* [Exercise goal]
Take the material and output all of it exactly.

_ _ _ _ _

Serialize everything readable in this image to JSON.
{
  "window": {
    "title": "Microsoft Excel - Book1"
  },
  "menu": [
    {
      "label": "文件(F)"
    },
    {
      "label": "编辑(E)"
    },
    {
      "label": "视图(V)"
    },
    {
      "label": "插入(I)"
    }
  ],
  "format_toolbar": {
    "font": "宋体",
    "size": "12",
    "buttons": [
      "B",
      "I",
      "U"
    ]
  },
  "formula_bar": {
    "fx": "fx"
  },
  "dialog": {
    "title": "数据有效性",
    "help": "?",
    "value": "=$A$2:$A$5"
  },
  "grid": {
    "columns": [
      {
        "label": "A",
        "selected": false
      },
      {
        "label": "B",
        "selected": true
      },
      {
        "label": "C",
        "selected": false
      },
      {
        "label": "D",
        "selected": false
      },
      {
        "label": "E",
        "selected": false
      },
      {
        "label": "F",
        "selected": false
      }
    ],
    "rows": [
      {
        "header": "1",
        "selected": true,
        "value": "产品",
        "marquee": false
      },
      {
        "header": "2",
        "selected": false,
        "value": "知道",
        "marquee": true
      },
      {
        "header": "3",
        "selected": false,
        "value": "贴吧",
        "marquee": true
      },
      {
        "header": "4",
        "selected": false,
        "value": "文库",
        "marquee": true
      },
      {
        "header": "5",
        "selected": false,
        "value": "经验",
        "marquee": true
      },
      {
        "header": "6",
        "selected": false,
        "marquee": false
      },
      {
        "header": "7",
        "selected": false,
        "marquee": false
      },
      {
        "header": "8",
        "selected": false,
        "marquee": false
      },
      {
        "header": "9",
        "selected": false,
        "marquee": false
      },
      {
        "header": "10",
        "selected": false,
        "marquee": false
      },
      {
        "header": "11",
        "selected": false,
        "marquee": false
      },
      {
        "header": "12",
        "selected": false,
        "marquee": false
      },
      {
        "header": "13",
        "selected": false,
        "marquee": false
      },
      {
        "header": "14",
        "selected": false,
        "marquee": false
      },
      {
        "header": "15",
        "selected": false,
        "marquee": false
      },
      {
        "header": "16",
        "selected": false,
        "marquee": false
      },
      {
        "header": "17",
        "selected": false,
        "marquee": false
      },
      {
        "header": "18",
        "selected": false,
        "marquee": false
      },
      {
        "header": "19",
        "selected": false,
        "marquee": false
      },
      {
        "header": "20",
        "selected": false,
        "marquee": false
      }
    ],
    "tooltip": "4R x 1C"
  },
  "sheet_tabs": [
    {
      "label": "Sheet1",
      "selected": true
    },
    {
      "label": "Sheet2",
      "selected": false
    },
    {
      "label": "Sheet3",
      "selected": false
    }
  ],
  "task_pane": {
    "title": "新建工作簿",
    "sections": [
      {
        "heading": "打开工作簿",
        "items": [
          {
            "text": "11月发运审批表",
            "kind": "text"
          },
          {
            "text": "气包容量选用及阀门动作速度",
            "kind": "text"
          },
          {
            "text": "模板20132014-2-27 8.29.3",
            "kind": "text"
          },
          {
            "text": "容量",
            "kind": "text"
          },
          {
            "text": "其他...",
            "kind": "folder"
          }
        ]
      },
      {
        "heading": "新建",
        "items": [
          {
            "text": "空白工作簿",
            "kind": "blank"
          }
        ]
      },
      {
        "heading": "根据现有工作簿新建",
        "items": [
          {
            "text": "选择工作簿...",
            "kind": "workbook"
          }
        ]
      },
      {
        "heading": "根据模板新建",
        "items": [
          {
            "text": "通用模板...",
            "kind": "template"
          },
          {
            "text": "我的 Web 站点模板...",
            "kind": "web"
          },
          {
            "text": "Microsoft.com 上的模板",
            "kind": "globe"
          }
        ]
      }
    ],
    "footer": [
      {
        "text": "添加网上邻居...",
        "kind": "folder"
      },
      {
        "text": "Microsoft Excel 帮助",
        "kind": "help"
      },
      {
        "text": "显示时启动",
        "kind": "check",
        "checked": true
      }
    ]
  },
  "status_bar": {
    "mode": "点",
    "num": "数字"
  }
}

_ _ _ _ _

* [Exercise response]
Serialize everything readable in this image to JSON.
{
  "window": {
    "title": "Microsoft Excel - Book1"
  },
  "menu": [
    {
      "label": "文件(F)"
    },
    {
      "label": "编辑(E)"
    },
    {
      "label": "视图(V)"
    },
    {
      "label": "插入(I)"
    }
  ],
  "format_toolbar": {
    "font": "宋体",
    "size": "12",
    "buttons": [
      "B",
      "I",
      "U"
    ]
  },
  "formula_bar": {
    "fx": "fx"
  },
  "dialog": {
    "title": "数据有效性",
    "help": "?",
    "value": "=$A$2:$A$5"
  },
  "grid": {
    "columns": [
      {
        "label": "A",
        "selected": false
      },
      {
        "label": "B",
        "selected": true
      },
      {
        "label": "C",
        "selected": false
      },
      {
        "label": "D",
        "selected": false
      },
      {
        "label": "E",
        "selected": false
      },
      {
        "label": "F",
        "selected": false
      }
    ],
    "rows": [
      {
        "header": "1",
        "selected": true,
        "value": "产品",
        "marquee": false
      },
      {
        "header": "2",
        "selected": false,
        "value": "知道",
        "marquee": true
      },
      {
        "header": "3",
        "selected": false,
        "value": "贴吧",
        "marquee": true
      },
      {
        "header": "4",
        "selected": false,
        "value": "文库",
        "marquee": true
      },
      {
        "header": "5",
        "selected": false,
        "value": "经验",
        "marquee": true
      },
      {
        "header": "6",
        "selected": false,
        "marquee": false
      },
      {
        "header": "7",
        "selected": false,
        "marquee": false
      },
      {
        "header": "8",
        "selected": false,
        "marquee": false
      },
      {
        "header": "9",
        "selected": false,
        "marquee": false
      },
      {
        "header": "10",
        "selected": false,
        "marquee": false
      },
      {
        "header": "11",
        "selected": false,
        "marquee": false
      },
      {
        "header": "12",
        "selected": false,
        "marquee": false
      },
      {
        "header": "13",
        "selected": false,
        "marquee": false
      },
      {
        "header": "14",
        "selected": false,
        "marquee": false
      },
      {
        "header": "15",
        "selected": false,
        "marquee": false
      },
      {
        "header": "16",
        "selected": false,
        "marquee": false
      },
      {
        "header": "17",
        "selected": false,
        "marquee": false
      },
      {
        "header": "18",
        "selected": false,
        "marquee": false
      },
      {
        "header": "19",
        "selected": false,
        "marquee": false
      },
      {
        "header": "20",
        "selected": false,
        "marquee": false
      }
    ],
    "tooltip": "4R x 1C"
  },
  "sheet_tabs": [
    {
      "label": "Sheet1",
      "selected": true
    },
    {
      "label": "Sheet2",
      "selected": false
    },
    {
      "label": "Sheet3",
      "selected": false
    }
  ],
  "task_pane": {
    "title": "新建工作簿",
    "sections": [
      {
        "heading": "打开工作簿",
        "items": [
          {
            "text": "11月发运审批表",
            "kind": "text"
          },
          {
            "text": "气包容量选用及阀门动作速度",
            "kind": "text"
          },
          {
            "text": "模板20132014-2-27 8.29.3",
            "kind": "text"
          },
          {
            "text": "容量",
            "kind": "text"
          },
          {
            "text": "其他...",
            "kind": "folder"
          }
        ]
      },
      {
        "heading": "新建",
        "items": [
          {
            "text": "空白工作簿",
            "kind": "blank"
          }
        ]
      },
      {
        "heading": "根据现有工作簿新建",
        "items": [
          {
            "text": "选择工作簿...",
            "kind": "workbook"
          }
        ]
      },
      {
        "heading": "根据模板新建",
        "items": [
          {
            "text": "通用模板...",
            "kind": "template"
          },
          {
            "text": "我的 Web 站点模板...",
            "kind": "web"
          },
          {
            "text": "Microsoft.com 上的模板",
            "kind": "globe"
          }
        ]
      }
    ],
    "footer": [
      {
        "text": "添加网上邻居...",
        "kind": "folder"
      },
      {
        "text": "Microsoft Excel 帮助",
        "kind": "help"
      },
      {
        "text": "显示时启动",
        "kind": "check",
        "checked": true
      }
    ]
  },
  "status_bar": {
    "mode": "点",
    "num": "数字"
  }
}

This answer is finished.